====== SUPPLIED DATA ======

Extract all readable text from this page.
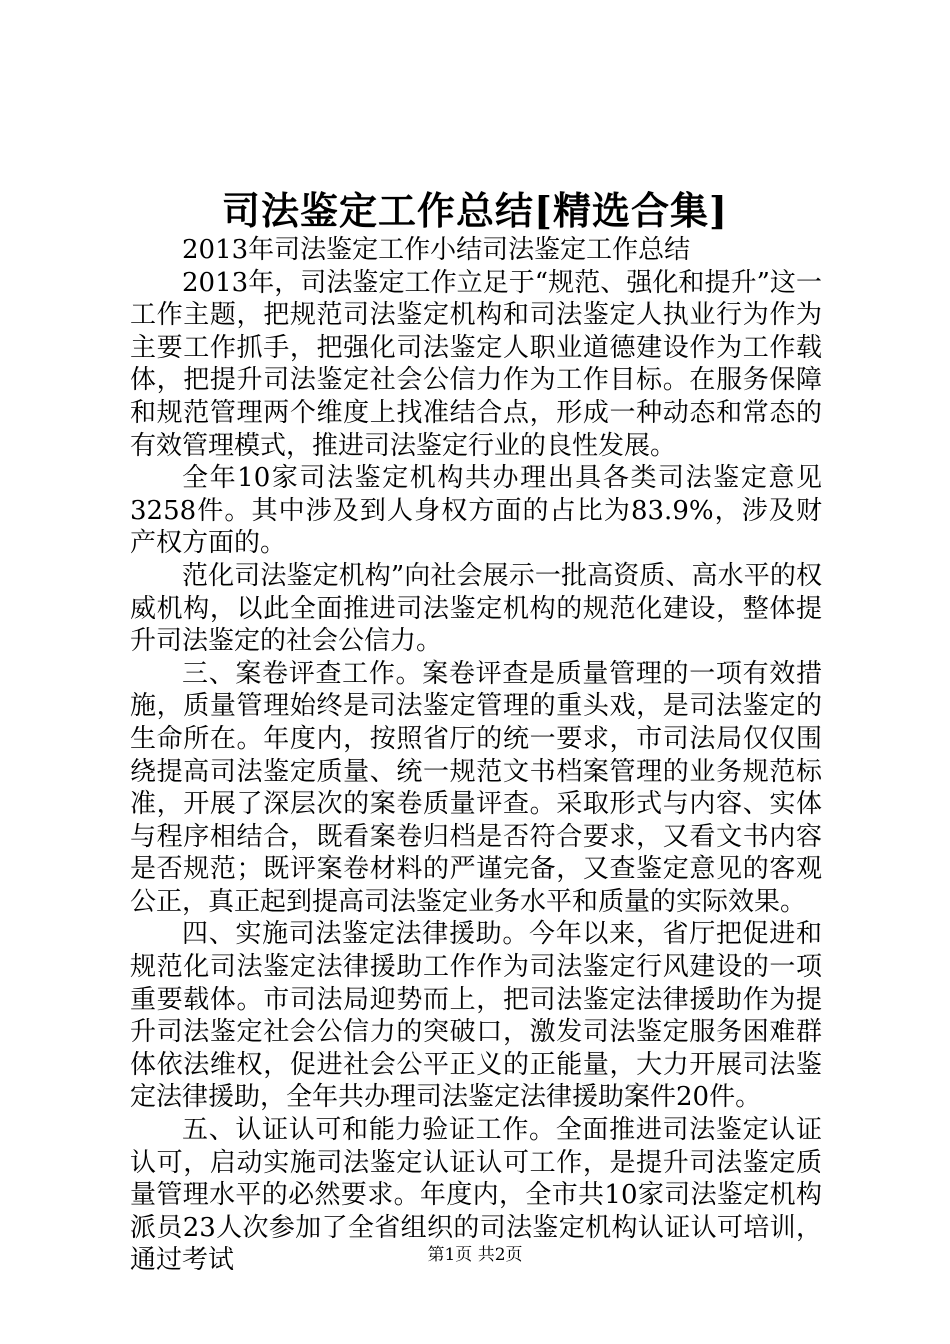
司法鉴定工作总结[精选合集]

2013年司法鉴定工作小结司法鉴定工作总结

2013年，司法鉴定工作立足于“规范、强化和提升”这一工作主题，把规范司法鉴定机构和司法鉴定人执业行为作为主要工作抓手，把强化司法鉴定人职业道德建设作为工作载体，把提升司法鉴定社会公信力作为工作目标。在服务保障和规范管理两个维度上找准结合点，形成一种动态和常态的有效管理模式，推进司法鉴定行业的良性发展。

全年10家司法鉴定机构共办理出具各类司法鉴定意见3258件。其中涉及到人身权方面的占比为83.9%，涉及财产权方面的。

范化司法鉴定机构”向社会展示一批高资质、高水平的权威机构，以此全面推进司法鉴定机构的规范化建设，整体提升司法鉴定的社会公信力。

三、案卷评查工作。案卷评查是质量管理的一项有效措施，质量管理始终是司法鉴定管理的重头戏，是司法鉴定的生命所在。年度内，按照省厅的统一要求，市司法局仅仅围绕提高司法鉴定质量、统一规范文书档案管理的业务规范标准，开展了深层次的案卷质量评查。采取形式与内容、实体与程序相结合，既看案卷归档是否符合要求，又看文书内容是否规范；既评案卷材料的严谨完备，又查鉴定意见的客观公正，真正起到提高司法鉴定业务水平和质量的实际效果。

四、实施司法鉴定法律援助。今年以来，省厅把促进和规范化司法鉴定法律援助工作作为司法鉴定行风建设的一项重要载体。市司法局迎势而上，把司法鉴定法律援助作为提升司法鉴定社会公信力的突破口，激发司法鉴定服务困难群体依法维权，促进社会公平正义的正能量，大力开展司法鉴定法律援助，全年共办理司法鉴定法律援助案件20件。

五、认证认可和能力验证工作。全面推进司法鉴定认证认可，启动实施司法鉴定认证认可工作，是提升司法鉴定质量管理水平的必然要求。年度内，全市共10家司法鉴定机构派员23人次参加了全省组织的司法鉴定机构认证认可培训，通过考试	第1页 共2页
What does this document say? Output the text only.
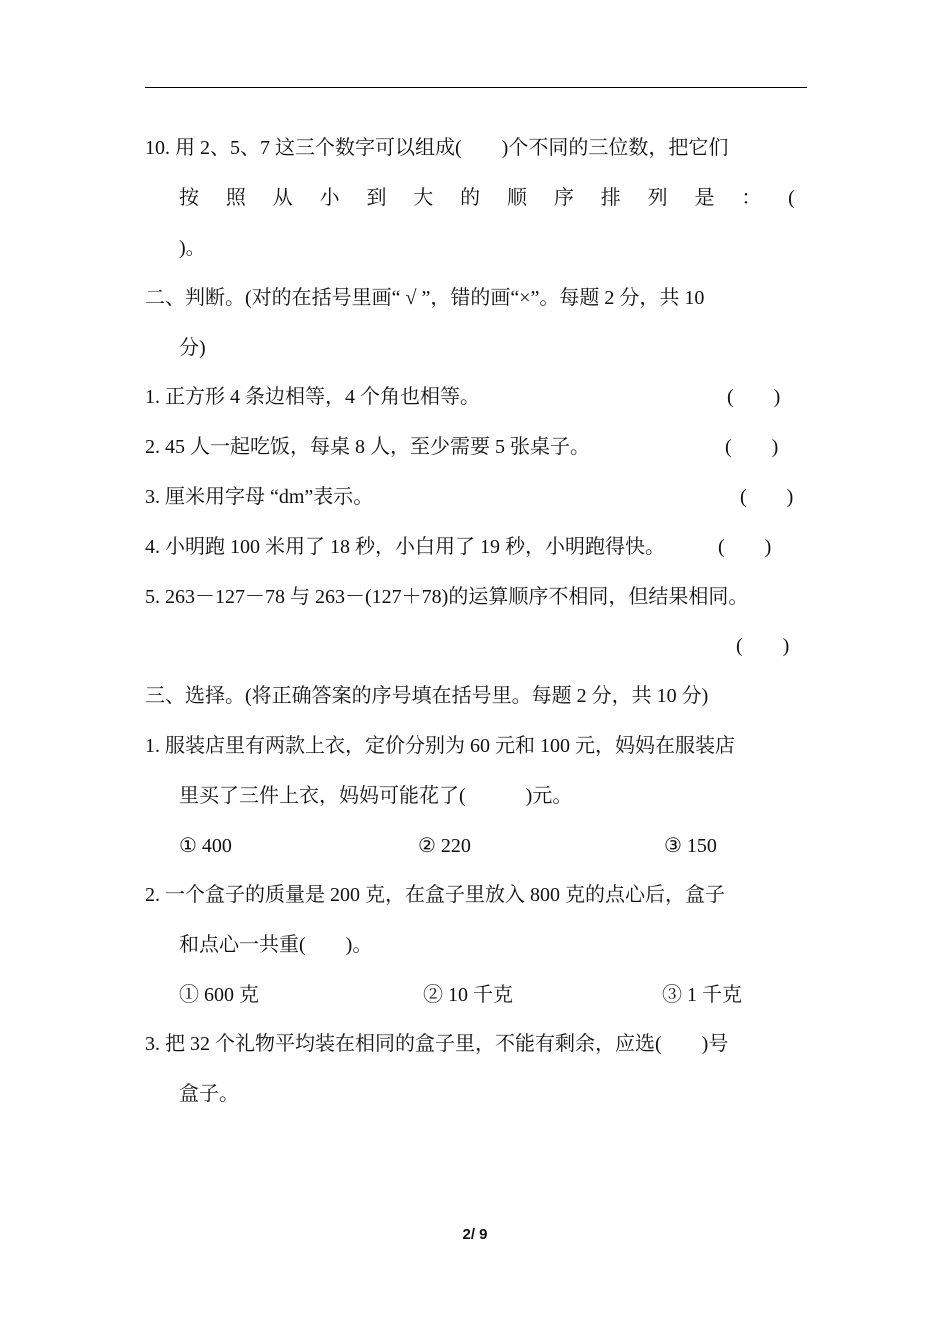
10. 用 2、5、7 这三个数字可以组成(　　)个不同的三位数，把它们
按 照 从 小 到 大 的 顺 序 排 列 是 ： (
)。
二、判断。(对的在括号里画“ √ ”，错的画“×”。每题 2 分，共 10
分)
1. 正方形 4 条边相等，4 个角也相等。	(　　)
2. 45 人一起吃饭，每桌 8 人，至少需要 5 张桌子。	(　　)
3. 厘米用字母 “dm”表示。	(　　)
4. 小明跑 100 米用了 18 秒，小白用了 19 秒，小明跑得快。	(　　)
5. 263－127－78 与 263－(127＋78)的运算顺序不相同，但结果相同。
(　　)
三、选择。(将正确答案的序号填在括号里。每题 2 分，共 10 分)
1. 服装店里有两款上衣，定价分别为 60 元和 100 元，妈妈在服装店
里买了三件上衣，妈妈可能花了(　　　)元。
① 400	② 220	③ 150
2. 一个盒子的质量是 200 克，在盒子里放入 800 克的点心后，盒子
和点心一共重(　　)。
① 600 克	② 10 千克	③ 1 千克
3. 把 32 个礼物平均装在相同的盒子里，不能有剩余，应选(　　)号
盒子。
2/ 9
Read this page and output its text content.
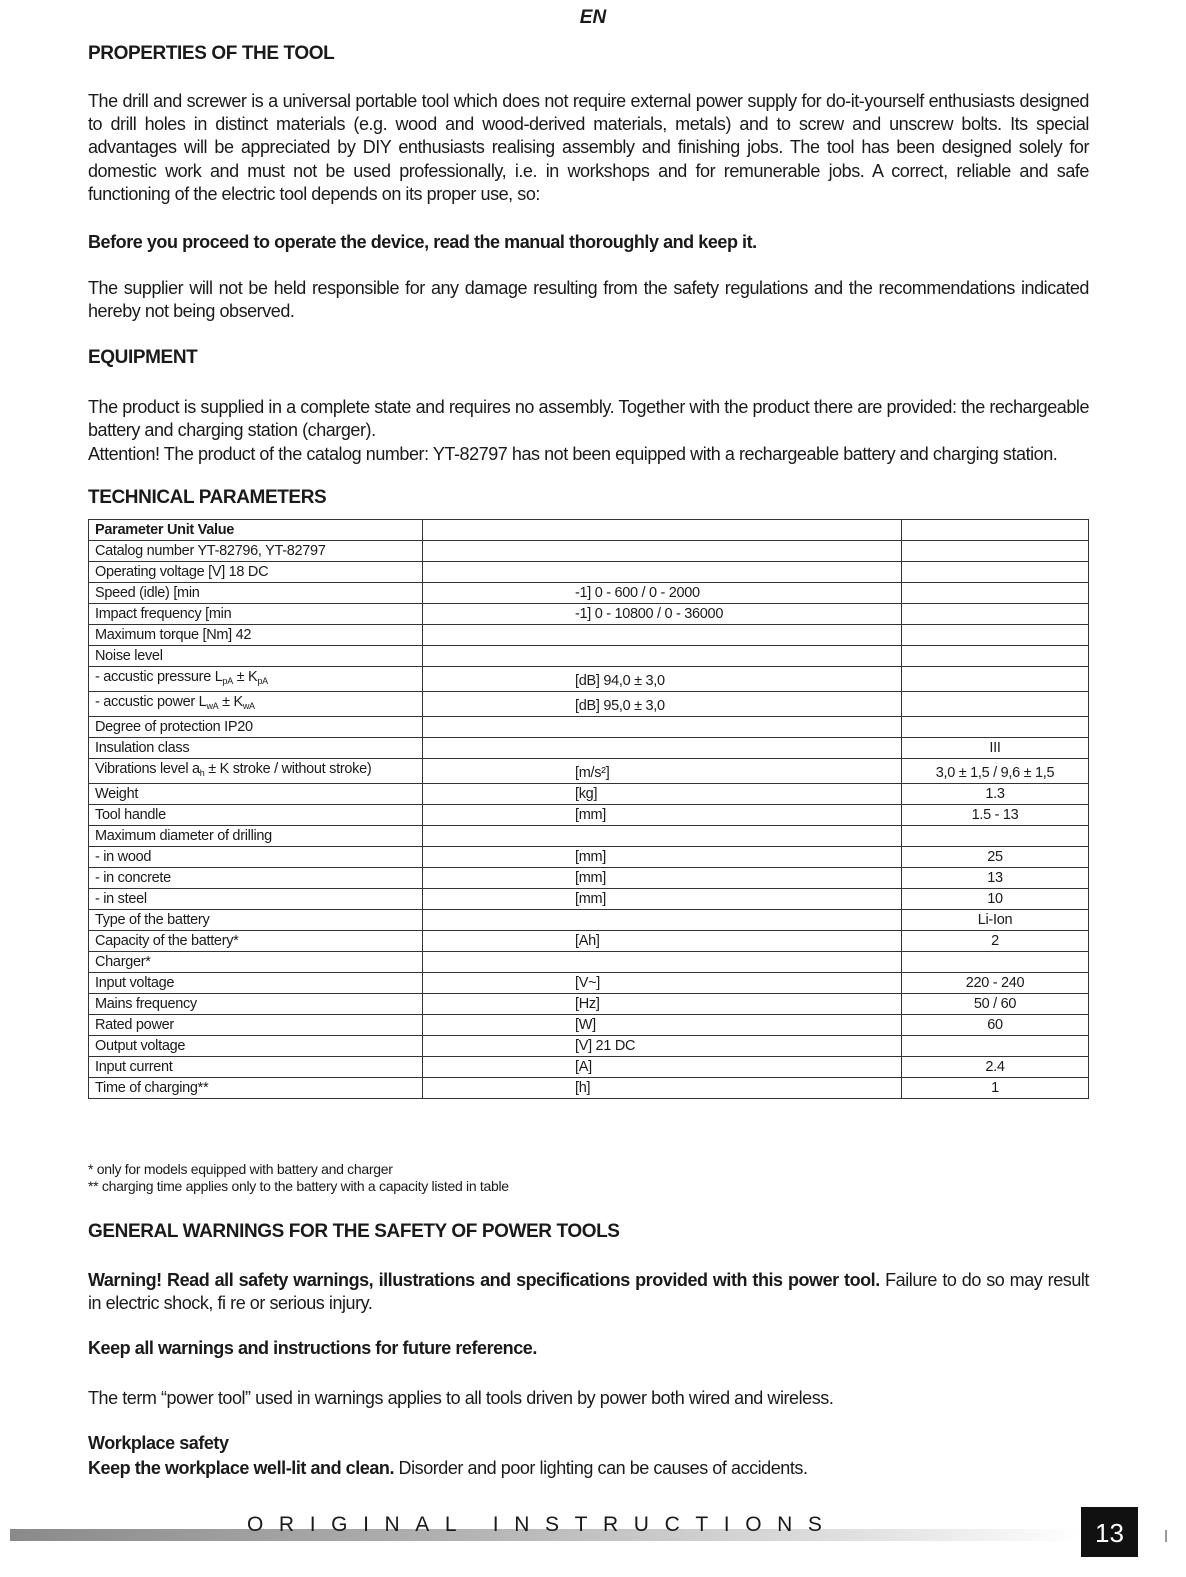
EN
PROPERTIES OF THE TOOL
The drill and screwer is a universal portable tool which does not require external power supply for do-it-yourself enthusiasts designed to drill holes in distinct materials (e.g. wood and wood-derived materials, metals) and to screw and unscrew bolts. Its special advantages will be appreciated by DIY enthusiasts realising assembly and finishing jobs. The tool has been designed solely for domestic work and must not be used professionally, i.e. in workshops and for remunerable jobs. A correct, reliable and safe functioning of the electric tool depends on its proper use, so:
Before you proceed to operate the device, read the manual thoroughly and keep it.
The supplier will not be held responsible for any damage resulting from the safety regulations and the recommendations indicated hereby not being observed.
EQUIPMENT
The product is supplied in a complete state and requires no assembly. Together with the product there are provided: the rechargeable battery and charging station (charger).
Attention! The product of the catalog number: YT-82797 has not been equipped with a rechargeable battery and charging station.
TECHNICAL PARAMETERS
Parameter Unit Value		
Catalog number YT-82796, YT-82797		
Operating voltage [V] 18 DC		
Speed (idle) [min	-1] 0 - 600 / 0 - 2000	
Impact frequency [min	-1] 0 - 10800 / 0 - 36000	
Maximum torque [Nm] 42		
Noise level		
- accustic pressure $L_{pA} \pm K_{pA}$	[dB] 94,0 ± 3,0	
- accustic power $L_{wA} \pm K_{wA}$	[dB] 95,0 ± 3,0	
Degree of protection IP20		
Insulation class		III
Vibrations level $a_h \pm K$ stroke / without stroke)	[m/s²]	3,0 ± 1,5 / 9,6 ± 1,5
Weight	[kg]	1.3
Tool handle	[mm]	1.5 - 13
Maximum diameter of drilling		
- in wood	[mm]	25
- in concrete	[mm]	13
- in steel	[mm]	10
Type of the battery		Li-Ion
Capacity of the battery*	[Ah]	2
Charger*		
Input voltage	[V~]	220 - 240
Mains frequency	[Hz]	50 / 60
Rated power	[W]	60
Output voltage	[V] 21 DC	
Input current	[A]	2.4
Time of charging**	[h]	1
* only for models equipped with battery and charger
** charging time applies only to the battery with a capacity listed in table
GENERAL WARNINGS FOR THE SAFETY OF POWER TOOLS
Warning! Read all safety warnings, illustrations and specifications provided with this power tool. Failure to do so may result in electric shock, fi re or serious injury.
Keep all warnings and instructions for future reference.
The term “power tool” used in warnings applies to all tools driven by power both wired and wireless.
Workplace safety
Keep the workplace well-lit and clean. Disorder and poor lighting can be causes of accidents.
ORIGINAL INSTRUCTIONS	13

======

**WHAT THIS TASK INVOLVES:** Without the pictures, repeat all the records word for word.

**COMPLETE OUTPUT:**
Extract all readable text from this page.
司法鉴定工作总结[精选合集]

2013年司法鉴定工作小结司法鉴定工作总结

2013年，司法鉴定工作立足于“规范、强化和提升”这一工作主题，把规范司法鉴定机构和司法鉴定人执业行为作为主要工作抓手，把强化司法鉴定人职业道德建设作为工作载体，把提升司法鉴定社会公信力作为工作目标。在服务保障和规范管理两个维度上找准结合点，形成一种动态和常态的有效管理模式，推进司法鉴定行业的良性发展。

全年10家司法鉴定机构共办理出具各类司法鉴定意见3258件。其中涉及到人身权方面的占比为83.9%，涉及财产权方面的。

范化司法鉴定机构”向社会展示一批高资质、高水平的权威机构，以此全面推进司法鉴定机构的规范化建设，整体提升司法鉴定的社会公信力。

三、案卷评查工作。案卷评查是质量管理的一项有效措施，质量管理始终是司法鉴定管理的重头戏，是司法鉴定的生命所在。年度内，按照省厅的统一要求，市司法局仅仅围绕提高司法鉴定质量、统一规范文书档案管理的业务规范标准，开展了深层次的案卷质量评查。采取形式与内容、实体与程序相结合，既看案卷归档是否符合要求，又看文书内容是否规范；既评案卷材料的严谨完备，又查鉴定意见的客观公正，真正起到提高司法鉴定业务水平和质量的实际效果。

四、实施司法鉴定法律援助。今年以来，省厅把促进和规范化司法鉴定法律援助工作作为司法鉴定行风建设的一项重要载体。市司法局迎势而上，把司法鉴定法律援助作为提升司法鉴定社会公信力的突破口，激发司法鉴定服务困难群体依法维权，促进社会公平正义的正能量，大力开展司法鉴定法律援助，全年共办理司法鉴定法律援助案件20件。

五、认证认可和能力验证工作。全面推进司法鉴定认证认可，启动实施司法鉴定认证认可工作，是提升司法鉴定质量管理水平的必然要求。年度内，全市共10家司法鉴定机构派员23人次参加了全省组织的司法鉴定机构认证认可培训，通过考试	第1页 共2页
What does this document say? Output the text only.
10. 用 2、5、7 这三个数字可以组成(　　)个不同的三位数，把它们
按 照 从 小 到 大 的 顺 序 排 列 是 ： (
)。
二、判断。(对的在括号里画“ √ ”，错的画“×”。每题 2 分，共 10
分)
1. 正方形 4 条边相等，4 个角也相等。	(　　)
2. 45 人一起吃饭，每桌 8 人，至少需要 5 张桌子。	(　　)
3. 厘米用字母 “dm”表示。	(　　)
4. 小明跑 100 米用了 18 秒，小白用了 19 秒，小明跑得快。	(　　)
5. 263－127－78 与 263－(127＋78)的运算顺序不相同，但结果相同。
(　　)
三、选择。(将正确答案的序号填在括号里。每题 2 分，共 10 分)
1. 服装店里有两款上衣，定价分别为 60 元和 100 元，妈妈在服装店
里买了三件上衣，妈妈可能花了(　　　)元。
① 400	② 220	③ 150
2. 一个盒子的质量是 200 克，在盒子里放入 800 克的点心后，盒子
和点心一共重(　　)。
① 600 克	② 10 千克	③ 1 千克
3. 把 32 个礼物平均装在相同的盒子里，不能有剩余，应选(　　)号
盒子。
2/ 9
Read this page and output its text content.
EN
PROPERTIES OF THE TOOL
The drill and screwer is a universal portable tool which does not require external power supply for do-it-yourself enthusiasts designed to drill holes in distinct materials (e.g. wood and wood-derived materials, metals) and to screw and unscrew bolts. Its special advantages will be appreciated by DIY enthusiasts realising assembly and finishing jobs. The tool has been designed solely for domestic work and must not be used professionally, i.e. in workshops and for remunerable jobs. A correct, reliable and safe functioning of the electric tool depends on its proper use, so:
Before you proceed to operate the device, read the manual thoroughly and keep it.
The supplier will not be held responsible for any damage resulting from the safety regulations and the recommendations indicated hereby not being observed.
EQUIPMENT
The product is supplied in a complete state and requires no assembly. Together with the product there are provided: the rechargeable battery and charging station (charger).
Attention! The product of the catalog number: YT-82797 has not been equipped with a rechargeable battery and charging station.
TECHNICAL PARAMETERS
Parameter Unit Value		
Catalog number YT-82796, YT-82797		
Operating voltage [V] 18 DC		
Speed (idle) [min	-1] 0 - 600 / 0 - 2000	
Impact frequency [min	-1] 0 - 10800 / 0 - 36000	
Maximum torque [Nm] 42		
Noise level		
- accustic pressure $L_{pA} \pm K_{pA}$	[dB] 94,0 ± 3,0	
- accustic power $L_{wA} \pm K_{wA}$	[dB] 95,0 ± 3,0	
Degree of protection IP20		
Insulation class		III
Vibrations level $a_h \pm K$ stroke / without stroke)	[m/s²]	3,0 ± 1,5 / 9,6 ± 1,5
Weight	[kg]	1.3
Tool handle	[mm]	1.5 - 13
Maximum diameter of drilling		
- in wood	[mm]	25
- in concrete	[mm]	13
- in steel	[mm]	10
Type of the battery		Li-Ion
Capacity of the battery*	[Ah]	2
Charger*		
Input voltage	[V~]	220 - 240
Mains frequency	[Hz]	50 / 60
Rated power	[W]	60
Output voltage	[V] 21 DC	
Input current	[A]	2.4
Time of charging**	[h]	1
* only for models equipped with battery and charger
** charging time applies only to the battery with a capacity listed in table
GENERAL WARNINGS FOR THE SAFETY OF POWER TOOLS
Warning! Read all safety warnings, illustrations and specifications provided with this power tool. Failure to do so may result in electric shock, fi re or serious injury.
Keep all warnings and instructions for future reference.
The term “power tool” used in warnings applies to all tools driven by power both wired and wireless.
Workplace safety
Keep the workplace well-lit and clean. Disorder and poor lighting can be causes of accidents.
ORIGINAL INSTRUCTIONS	13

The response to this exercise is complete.